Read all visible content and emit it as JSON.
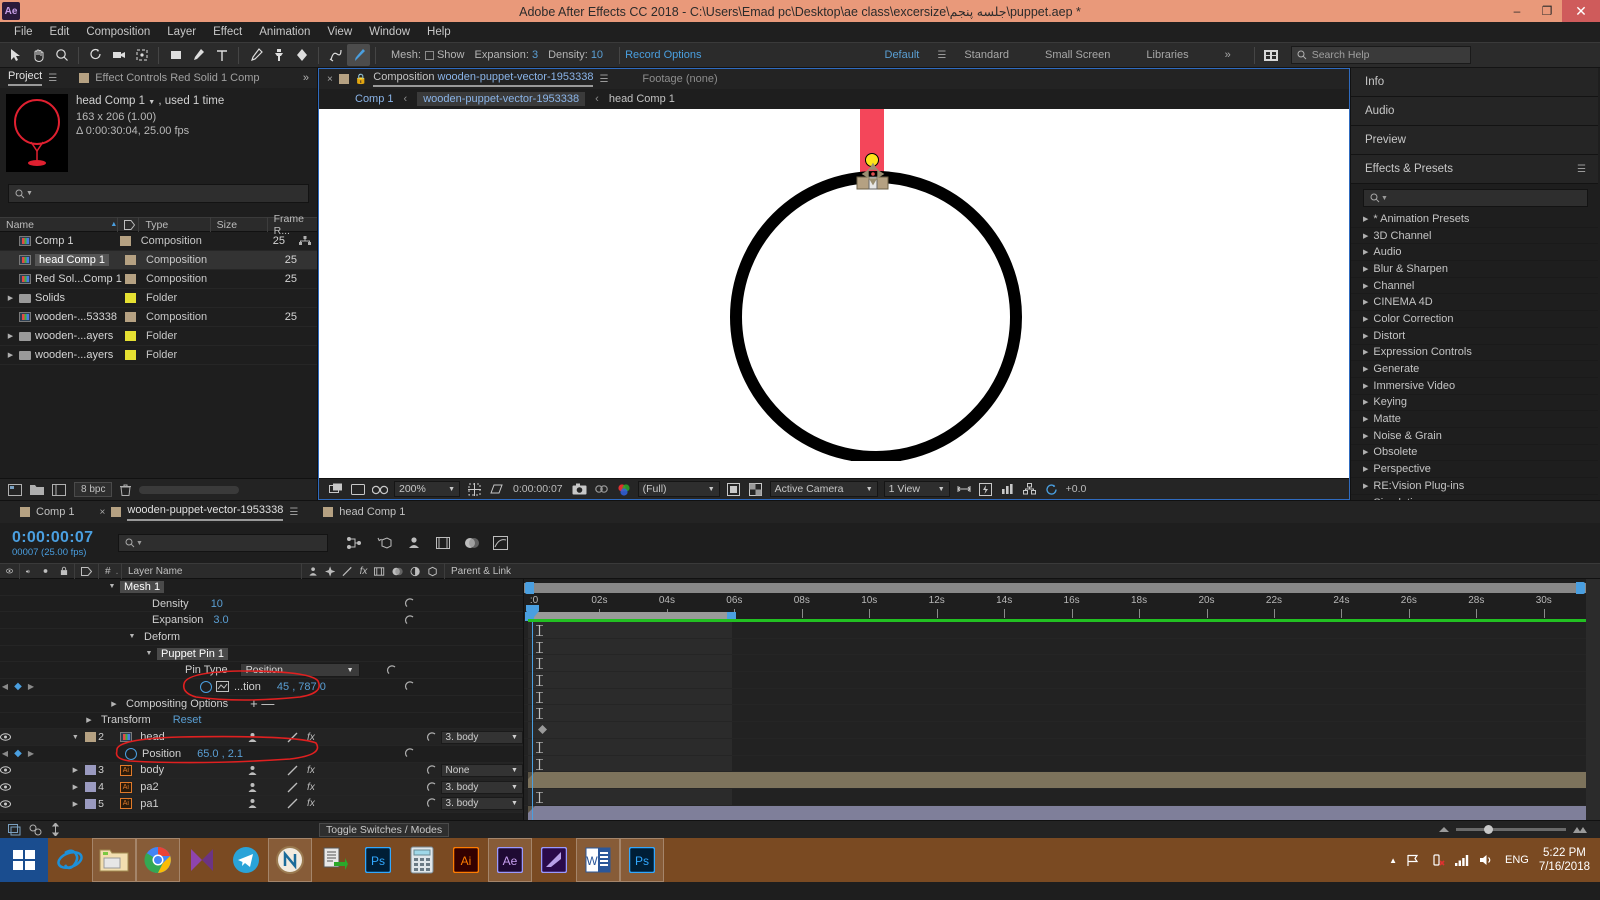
{
  "titlebar": {
    "app_badge": "Ae",
    "title": "Adobe After Effects CC 2018 - C:\\Users\\Emad pc\\Desktop\\ae class\\excersize\\جلسه پنجم\\puppet.aep *",
    "minimize": "–",
    "restore": "❐",
    "close": "✕"
  },
  "menu": [
    "File",
    "Edit",
    "Composition",
    "Layer",
    "Effect",
    "Animation",
    "View",
    "Window",
    "Help"
  ],
  "toolbar": {
    "mesh_label": "Mesh:",
    "show_label": "Show",
    "expansion_label": "Expansion:",
    "expansion_value": "3",
    "density_label": "Density:",
    "density_value": "10",
    "record_options": "Record Options",
    "workspaces": [
      "Default",
      "Standard",
      "Small Screen",
      "Libraries"
    ],
    "selected_workspace": "Default",
    "overflow": "»",
    "search_help_placeholder": "Search Help"
  },
  "project": {
    "tab_active": "Project",
    "tab_other": "Effect Controls  Red Solid 1 Comp",
    "overflow": "»",
    "item_title": "head Comp 1",
    "item_used": ", used 1 time",
    "item_dims": "163 x 206 (1.00)",
    "item_duration": "Δ 0:00:30:04, 25.00 fps",
    "search_placeholder": "",
    "columns": [
      "Name",
      "Type",
      "Size",
      "Frame R..."
    ],
    "rows": [
      {
        "name": "Comp 1",
        "kind": "comp",
        "type": "Composition",
        "size": "",
        "fr": "25",
        "selected": false,
        "disclosure": false
      },
      {
        "name": "head Comp 1",
        "kind": "comp",
        "type": "Composition",
        "size": "",
        "fr": "25",
        "selected": true,
        "disclosure": false
      },
      {
        "name": "Red Sol...Comp 1",
        "kind": "comp",
        "type": "Composition",
        "size": "",
        "fr": "25",
        "selected": false,
        "disclosure": false
      },
      {
        "name": "Solids",
        "kind": "folder",
        "type": "Folder",
        "size": "",
        "fr": "",
        "selected": false,
        "disclosure": true
      },
      {
        "name": "wooden-...53338",
        "kind": "comp",
        "type": "Composition",
        "size": "",
        "fr": "25",
        "selected": false,
        "disclosure": false
      },
      {
        "name": "wooden-...ayers",
        "kind": "folder",
        "type": "Folder",
        "size": "",
        "fr": "",
        "selected": false,
        "disclosure": true
      },
      {
        "name": "wooden-...ayers",
        "kind": "folder",
        "type": "Folder",
        "size": "",
        "fr": "",
        "selected": false,
        "disclosure": true
      }
    ],
    "bit_depth": "8 bpc"
  },
  "viewer": {
    "tab_close": "×",
    "tab_prefix": "Composition",
    "tab_name": "wooden-puppet-vector-1953338",
    "tab_footage": "Footage (none)",
    "breadcrumb": [
      "Comp 1",
      "wooden-puppet-vector-1953338",
      "head Comp 1"
    ],
    "breadcrumb_active": "wooden-puppet-vector-1953338",
    "zoom": "200%",
    "time": "0:00:00:07",
    "resolution": "(Full)",
    "camera": "Active Camera",
    "views": "1 View",
    "exposure": "+0.0"
  },
  "right_panels": {
    "sections": [
      "Info",
      "Audio",
      "Preview"
    ],
    "effects_title": "Effects & Presets",
    "effects_search_placeholder": "",
    "effects": [
      "* Animation Presets",
      "3D Channel",
      "Audio",
      "Blur & Sharpen",
      "Channel",
      "CINEMA 4D",
      "Color Correction",
      "Distort",
      "Expression Controls",
      "Generate",
      "Immersive Video",
      "Keying",
      "Matte",
      "Noise & Grain",
      "Obsolete",
      "Perspective",
      "RE:Vision Plug-ins",
      "Simulation"
    ]
  },
  "timeline": {
    "tabs": [
      {
        "label": "Comp 1",
        "active": false,
        "closable": false
      },
      {
        "label": "wooden-puppet-vector-1953338",
        "active": true,
        "closable": true
      },
      {
        "label": "head Comp 1",
        "active": false,
        "closable": false
      }
    ],
    "current_time": "0:00:00:07",
    "frame_info": "00007 (25.00 fps)",
    "search_placeholder": "",
    "columns": [
      "#",
      "Layer Name",
      "Parent & Link"
    ],
    "rows": [
      {
        "kind": "group",
        "indent": 118,
        "tri": "▼",
        "name": "Mesh 1",
        "value": "",
        "highlight": true
      },
      {
        "kind": "prop",
        "indent": 152,
        "name": "Density",
        "value": "10",
        "stopwatch": false
      },
      {
        "kind": "prop",
        "indent": 152,
        "name": "Expansion",
        "value": "3.0",
        "stopwatch": false
      },
      {
        "kind": "group",
        "indent": 138,
        "tri": "▼",
        "name": "Deform",
        "value": "",
        "highlight": false
      },
      {
        "kind": "group",
        "indent": 155,
        "tri": "▼",
        "name": "Puppet Pin 1",
        "value": "",
        "highlight": true
      },
      {
        "kind": "select",
        "indent": 185,
        "name": "Pin Type",
        "value": "Position"
      },
      {
        "kind": "keyed",
        "indent": 200,
        "name": "...tion",
        "value": "45 , 787.0",
        "annotated": true
      },
      {
        "kind": "group",
        "indent": 120,
        "tri": "▶",
        "name": "Compositing Options",
        "value": "+ —",
        "highlight": false
      },
      {
        "kind": "group",
        "indent": 95,
        "tri": "▶",
        "name": "Transform",
        "value": "Reset",
        "highlight": false
      },
      {
        "kind": "layer",
        "num": "2",
        "name": "head",
        "icon": "comp",
        "parent": "3. body",
        "tri": "▼",
        "swatch": "#b5a182",
        "selected": true
      },
      {
        "kind": "keyed",
        "indent": 125,
        "name": "Position",
        "value": "65.0 , 2.1",
        "annotated": true
      },
      {
        "kind": "layer",
        "num": "3",
        "name": "body",
        "icon": "ai",
        "parent": "None",
        "tri": "▶",
        "swatch": "#9a9ac0",
        "selected": false
      },
      {
        "kind": "layer",
        "num": "4",
        "name": "pa2",
        "icon": "ai",
        "parent": "3. body",
        "tri": "▶",
        "swatch": "#9a9ac0",
        "selected": false
      },
      {
        "kind": "layer",
        "num": "5",
        "name": "pa1",
        "icon": "ai",
        "parent": "3. body",
        "tri": "▶",
        "swatch": "#9a9ac0",
        "selected": false
      }
    ],
    "ruler_ticks": [
      "02s",
      "04s",
      "06s",
      "08s",
      "10s",
      "12s",
      "14s",
      "16s",
      "18s",
      "20s",
      "22s",
      "24s",
      "26s",
      "28s",
      "30s"
    ],
    "ruler_start": ":0",
    "toggle_switches_modes": "Toggle Switches / Modes"
  },
  "taskbar": {
    "start": "start",
    "items": [
      {
        "name": "internet-explorer",
        "label": "e"
      },
      {
        "name": "file-explorer",
        "label": ""
      },
      {
        "name": "google-chrome",
        "label": ""
      },
      {
        "name": "media-player",
        "label": ""
      },
      {
        "name": "telegram",
        "label": ""
      },
      {
        "name": "nero",
        "label": "N"
      },
      {
        "name": "document-app",
        "label": ""
      },
      {
        "name": "photoshop",
        "label": "Ps"
      },
      {
        "name": "calculator",
        "label": ""
      },
      {
        "name": "illustrator",
        "label": "Ai"
      },
      {
        "name": "after-effects",
        "label": "Ae"
      },
      {
        "name": "premiere",
        "label": ""
      },
      {
        "name": "word",
        "label": "W"
      },
      {
        "name": "photoshop-2",
        "label": "Ps"
      }
    ],
    "tray": {
      "language": "ENG",
      "time": "5:22 PM",
      "date": "7/16/2018"
    }
  },
  "colors": {
    "accent_blue": "#4a9fe0",
    "title_bar": "#e9997a",
    "taskbar": "#7a4a22",
    "annotation_red": "#e02020",
    "work_area_green": "#22c022"
  }
}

▸ THE EXERCISE
Reproduce every entry word for word, but omit the pictures.

▸ RESPONSE FOR THIS EXERCISE
Read all visible content and emit it as JSON.
{
  "titlebar": {
    "app_badge": "Ae",
    "title": "Adobe After Effects CC 2018 - C:\\Users\\Emad pc\\Desktop\\ae class\\excersize\\جلسه پنجم\\puppet.aep *",
    "minimize": "–",
    "restore": "❐",
    "close": "✕"
  },
  "menu": [
    "File",
    "Edit",
    "Composition",
    "Layer",
    "Effect",
    "Animation",
    "View",
    "Window",
    "Help"
  ],
  "toolbar": {
    "mesh_label": "Mesh:",
    "show_label": "Show",
    "expansion_label": "Expansion:",
    "expansion_value": "3",
    "density_label": "Density:",
    "density_value": "10",
    "record_options": "Record Options",
    "workspaces": [
      "Default",
      "Standard",
      "Small Screen",
      "Libraries"
    ],
    "selected_workspace": "Default",
    "overflow": "»",
    "search_help_placeholder": "Search Help"
  },
  "project": {
    "tab_active": "Project",
    "tab_other": "Effect Controls  Red Solid 1 Comp",
    "overflow": "»",
    "item_title": "head Comp 1",
    "item_used": ", used 1 time",
    "item_dims": "163 x 206 (1.00)",
    "item_duration": "Δ 0:00:30:04, 25.00 fps",
    "search_placeholder": "",
    "columns": [
      "Name",
      "Type",
      "Size",
      "Frame R..."
    ],
    "rows": [
      {
        "name": "Comp 1",
        "kind": "comp",
        "type": "Composition",
        "size": "",
        "fr": "25",
        "selected": false,
        "disclosure": false
      },
      {
        "name": "head Comp 1",
        "kind": "comp",
        "type": "Composition",
        "size": "",
        "fr": "25",
        "selected": true,
        "disclosure": false
      },
      {
        "name": "Red Sol...Comp 1",
        "kind": "comp",
        "type": "Composition",
        "size": "",
        "fr": "25",
        "selected": false,
        "disclosure": false
      },
      {
        "name": "Solids",
        "kind": "folder",
        "type": "Folder",
        "size": "",
        "fr": "",
        "selected": false,
        "disclosure": true
      },
      {
        "name": "wooden-...53338",
        "kind": "comp",
        "type": "Composition",
        "size": "",
        "fr": "25",
        "selected": false,
        "disclosure": false
      },
      {
        "name": "wooden-...ayers",
        "kind": "folder",
        "type": "Folder",
        "size": "",
        "fr": "",
        "selected": false,
        "disclosure": true
      },
      {
        "name": "wooden-...ayers",
        "kind": "folder",
        "type": "Folder",
        "size": "",
        "fr": "",
        "selected": false,
        "disclosure": true
      }
    ],
    "bit_depth": "8 bpc"
  },
  "viewer": {
    "tab_close": "×",
    "tab_prefix": "Composition",
    "tab_name": "wooden-puppet-vector-1953338",
    "tab_footage": "Footage (none)",
    "breadcrumb": [
      "Comp 1",
      "wooden-puppet-vector-1953338",
      "head Comp 1"
    ],
    "breadcrumb_active": "wooden-puppet-vector-1953338",
    "zoom": "200%",
    "time": "0:00:00:07",
    "resolution": "(Full)",
    "camera": "Active Camera",
    "views": "1 View",
    "exposure": "+0.0"
  },
  "right_panels": {
    "sections": [
      "Info",
      "Audio",
      "Preview"
    ],
    "effects_title": "Effects & Presets",
    "effects_search_placeholder": "",
    "effects": [
      "* Animation Presets",
      "3D Channel",
      "Audio",
      "Blur & Sharpen",
      "Channel",
      "CINEMA 4D",
      "Color Correction",
      "Distort",
      "Expression Controls",
      "Generate",
      "Immersive Video",
      "Keying",
      "Matte",
      "Noise & Grain",
      "Obsolete",
      "Perspective",
      "RE:Vision Plug-ins",
      "Simulation"
    ]
  },
  "timeline": {
    "tabs": [
      {
        "label": "Comp 1",
        "active": false,
        "closable": false
      },
      {
        "label": "wooden-puppet-vector-1953338",
        "active": true,
        "closable": true
      },
      {
        "label": "head Comp 1",
        "active": false,
        "closable": false
      }
    ],
    "current_time": "0:00:00:07",
    "frame_info": "00007 (25.00 fps)",
    "search_placeholder": "",
    "columns": [
      "#",
      "Layer Name",
      "Parent & Link"
    ],
    "rows": [
      {
        "kind": "group",
        "indent": 118,
        "tri": "▼",
        "name": "Mesh 1",
        "value": "",
        "highlight": true
      },
      {
        "kind": "prop",
        "indent": 152,
        "name": "Density",
        "value": "10",
        "stopwatch": false
      },
      {
        "kind": "prop",
        "indent": 152,
        "name": "Expansion",
        "value": "3.0",
        "stopwatch": false
      },
      {
        "kind": "group",
        "indent": 138,
        "tri": "▼",
        "name": "Deform",
        "value": "",
        "highlight": false
      },
      {
        "kind": "group",
        "indent": 155,
        "tri": "▼",
        "name": "Puppet Pin 1",
        "value": "",
        "highlight": true
      },
      {
        "kind": "select",
        "indent": 185,
        "name": "Pin Type",
        "value": "Position"
      },
      {
        "kind": "keyed",
        "indent": 200,
        "name": "...tion",
        "value": "45 , 787.0",
        "annotated": true
      },
      {
        "kind": "group",
        "indent": 120,
        "tri": "▶",
        "name": "Compositing Options",
        "value": "+ —",
        "highlight": false
      },
      {
        "kind": "group",
        "indent": 95,
        "tri": "▶",
        "name": "Transform",
        "value": "Reset",
        "highlight": false
      },
      {
        "kind": "layer",
        "num": "2",
        "name": "head",
        "icon": "comp",
        "parent": "3. body",
        "tri": "▼",
        "swatch": "#b5a182",
        "selected": true
      },
      {
        "kind": "keyed",
        "indent": 125,
        "name": "Position",
        "value": "65.0 , 2.1",
        "annotated": true
      },
      {
        "kind": "layer",
        "num": "3",
        "name": "body",
        "icon": "ai",
        "parent": "None",
        "tri": "▶",
        "swatch": "#9a9ac0",
        "selected": false
      },
      {
        "kind": "layer",
        "num": "4",
        "name": "pa2",
        "icon": "ai",
        "parent": "3. body",
        "tri": "▶",
        "swatch": "#9a9ac0",
        "selected": false
      },
      {
        "kind": "layer",
        "num": "5",
        "name": "pa1",
        "icon": "ai",
        "parent": "3. body",
        "tri": "▶",
        "swatch": "#9a9ac0",
        "selected": false
      }
    ],
    "ruler_ticks": [
      "02s",
      "04s",
      "06s",
      "08s",
      "10s",
      "12s",
      "14s",
      "16s",
      "18s",
      "20s",
      "22s",
      "24s",
      "26s",
      "28s",
      "30s"
    ],
    "ruler_start": ":0",
    "toggle_switches_modes": "Toggle Switches / Modes"
  },
  "taskbar": {
    "start": "start",
    "items": [
      {
        "name": "internet-explorer",
        "label": "e"
      },
      {
        "name": "file-explorer",
        "label": ""
      },
      {
        "name": "google-chrome",
        "label": ""
      },
      {
        "name": "media-player",
        "label": ""
      },
      {
        "name": "telegram",
        "label": ""
      },
      {
        "name": "nero",
        "label": "N"
      },
      {
        "name": "document-app",
        "label": ""
      },
      {
        "name": "photoshop",
        "label": "Ps"
      },
      {
        "name": "calculator",
        "label": ""
      },
      {
        "name": "illustrator",
        "label": "Ai"
      },
      {
        "name": "after-effects",
        "label": "Ae"
      },
      {
        "name": "premiere",
        "label": ""
      },
      {
        "name": "word",
        "label": "W"
      },
      {
        "name": "photoshop-2",
        "label": "Ps"
      }
    ],
    "tray": {
      "language": "ENG",
      "time": "5:22 PM",
      "date": "7/16/2018"
    }
  },
  "colors": {
    "accent_blue": "#4a9fe0",
    "title_bar": "#e9997a",
    "taskbar": "#7a4a22",
    "annotation_red": "#e02020",
    "work_area_green": "#22c022"
  }
}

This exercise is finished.